■ **YOUR INSTRUCTIONS**:
All lines in the data bearing the string "this" should be identified and copied.

Entries from a dataset
* Start *

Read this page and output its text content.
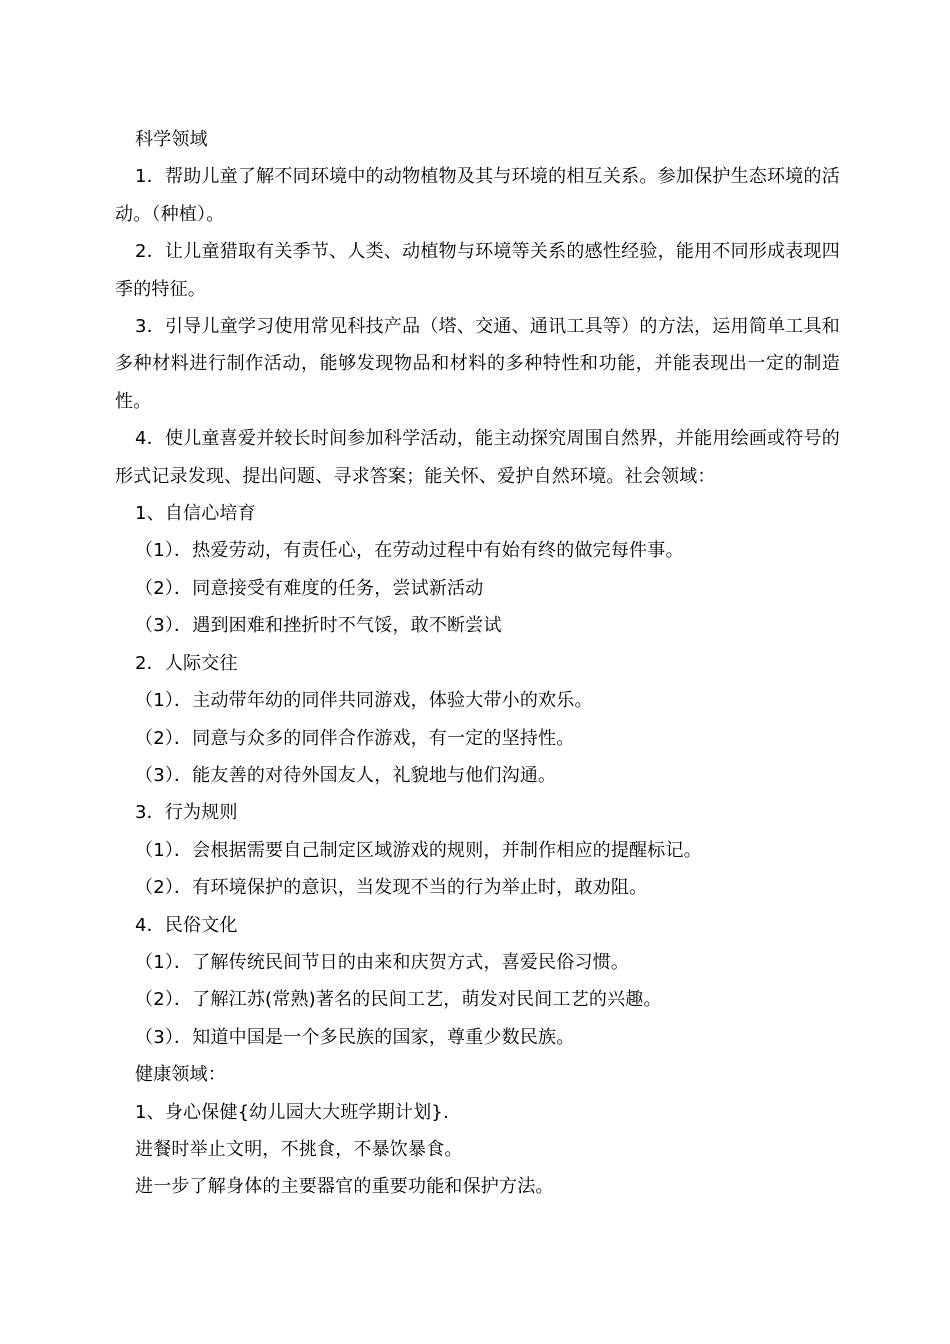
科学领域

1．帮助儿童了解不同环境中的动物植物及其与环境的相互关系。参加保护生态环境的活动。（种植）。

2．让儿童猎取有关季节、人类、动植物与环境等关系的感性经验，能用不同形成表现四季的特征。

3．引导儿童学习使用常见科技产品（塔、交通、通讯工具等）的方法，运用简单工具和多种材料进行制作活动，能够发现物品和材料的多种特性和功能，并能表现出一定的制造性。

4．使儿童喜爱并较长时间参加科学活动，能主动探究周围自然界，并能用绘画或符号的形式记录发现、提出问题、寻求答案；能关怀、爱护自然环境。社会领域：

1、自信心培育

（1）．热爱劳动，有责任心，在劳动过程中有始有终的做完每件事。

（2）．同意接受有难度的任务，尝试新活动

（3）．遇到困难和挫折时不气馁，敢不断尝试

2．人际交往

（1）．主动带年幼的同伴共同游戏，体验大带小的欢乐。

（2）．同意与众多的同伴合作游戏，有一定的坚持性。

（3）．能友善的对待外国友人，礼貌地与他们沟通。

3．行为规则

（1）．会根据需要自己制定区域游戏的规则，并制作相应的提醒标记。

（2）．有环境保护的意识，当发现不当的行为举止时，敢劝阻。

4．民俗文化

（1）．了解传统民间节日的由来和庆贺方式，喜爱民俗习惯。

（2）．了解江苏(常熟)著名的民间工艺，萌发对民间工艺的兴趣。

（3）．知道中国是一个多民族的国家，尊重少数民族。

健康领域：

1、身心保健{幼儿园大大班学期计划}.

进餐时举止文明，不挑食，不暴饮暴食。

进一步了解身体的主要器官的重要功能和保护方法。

* End *
* Start *

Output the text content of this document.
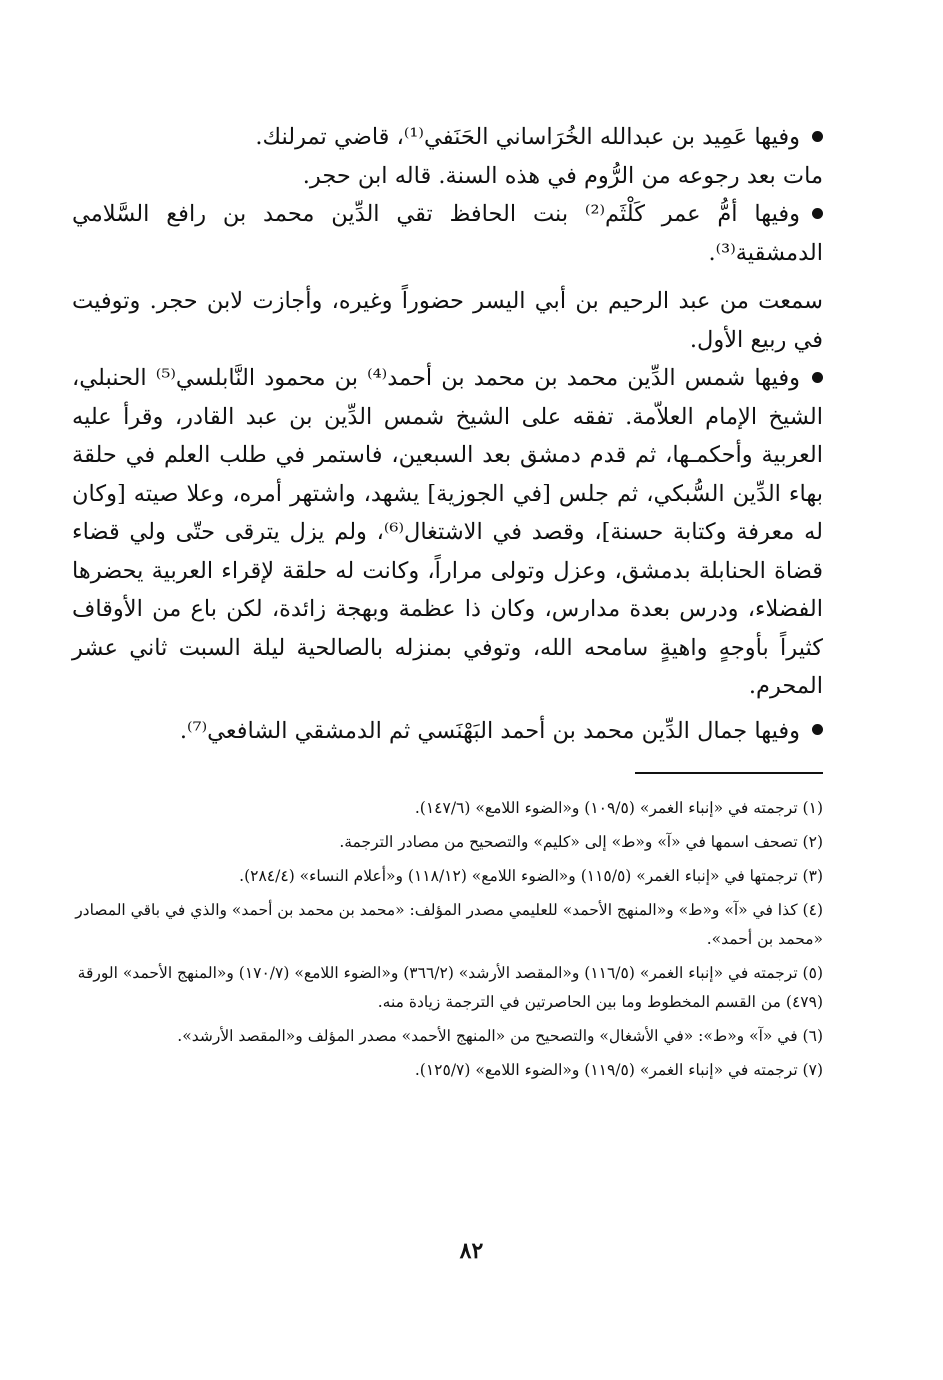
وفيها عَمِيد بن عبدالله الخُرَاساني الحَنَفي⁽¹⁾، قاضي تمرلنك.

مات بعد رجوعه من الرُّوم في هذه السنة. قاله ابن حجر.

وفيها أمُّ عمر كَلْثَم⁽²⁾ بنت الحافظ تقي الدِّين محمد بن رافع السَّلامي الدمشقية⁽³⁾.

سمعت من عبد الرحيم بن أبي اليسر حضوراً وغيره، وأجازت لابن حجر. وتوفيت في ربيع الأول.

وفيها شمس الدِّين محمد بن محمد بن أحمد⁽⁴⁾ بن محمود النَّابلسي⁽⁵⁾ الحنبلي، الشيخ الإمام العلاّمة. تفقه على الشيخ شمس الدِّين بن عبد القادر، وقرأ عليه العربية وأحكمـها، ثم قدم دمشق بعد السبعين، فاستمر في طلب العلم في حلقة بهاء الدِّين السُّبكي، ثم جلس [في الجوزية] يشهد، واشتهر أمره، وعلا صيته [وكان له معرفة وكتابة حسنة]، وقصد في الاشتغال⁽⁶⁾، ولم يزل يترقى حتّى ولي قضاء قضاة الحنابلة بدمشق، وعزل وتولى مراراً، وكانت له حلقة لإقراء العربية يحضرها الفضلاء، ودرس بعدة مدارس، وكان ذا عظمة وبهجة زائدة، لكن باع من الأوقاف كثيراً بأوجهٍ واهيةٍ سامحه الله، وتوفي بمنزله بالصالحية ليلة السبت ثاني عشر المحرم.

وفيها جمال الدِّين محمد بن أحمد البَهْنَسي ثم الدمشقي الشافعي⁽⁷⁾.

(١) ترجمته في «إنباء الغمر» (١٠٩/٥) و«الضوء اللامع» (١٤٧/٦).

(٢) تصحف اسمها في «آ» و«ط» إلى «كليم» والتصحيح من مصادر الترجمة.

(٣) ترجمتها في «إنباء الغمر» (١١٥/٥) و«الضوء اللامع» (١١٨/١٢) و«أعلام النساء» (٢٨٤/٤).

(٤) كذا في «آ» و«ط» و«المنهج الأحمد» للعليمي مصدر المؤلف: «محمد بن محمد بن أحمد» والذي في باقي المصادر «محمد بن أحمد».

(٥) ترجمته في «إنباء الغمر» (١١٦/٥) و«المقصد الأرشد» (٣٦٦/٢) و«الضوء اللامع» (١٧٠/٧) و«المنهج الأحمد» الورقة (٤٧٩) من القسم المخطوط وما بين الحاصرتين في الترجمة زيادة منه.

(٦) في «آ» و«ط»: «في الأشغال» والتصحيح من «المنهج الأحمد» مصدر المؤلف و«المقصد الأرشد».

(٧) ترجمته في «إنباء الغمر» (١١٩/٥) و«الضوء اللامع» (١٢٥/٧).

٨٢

* End *

■ **COMPLETED TASK**:
Read this page and output its text content.
Output the text content of this document.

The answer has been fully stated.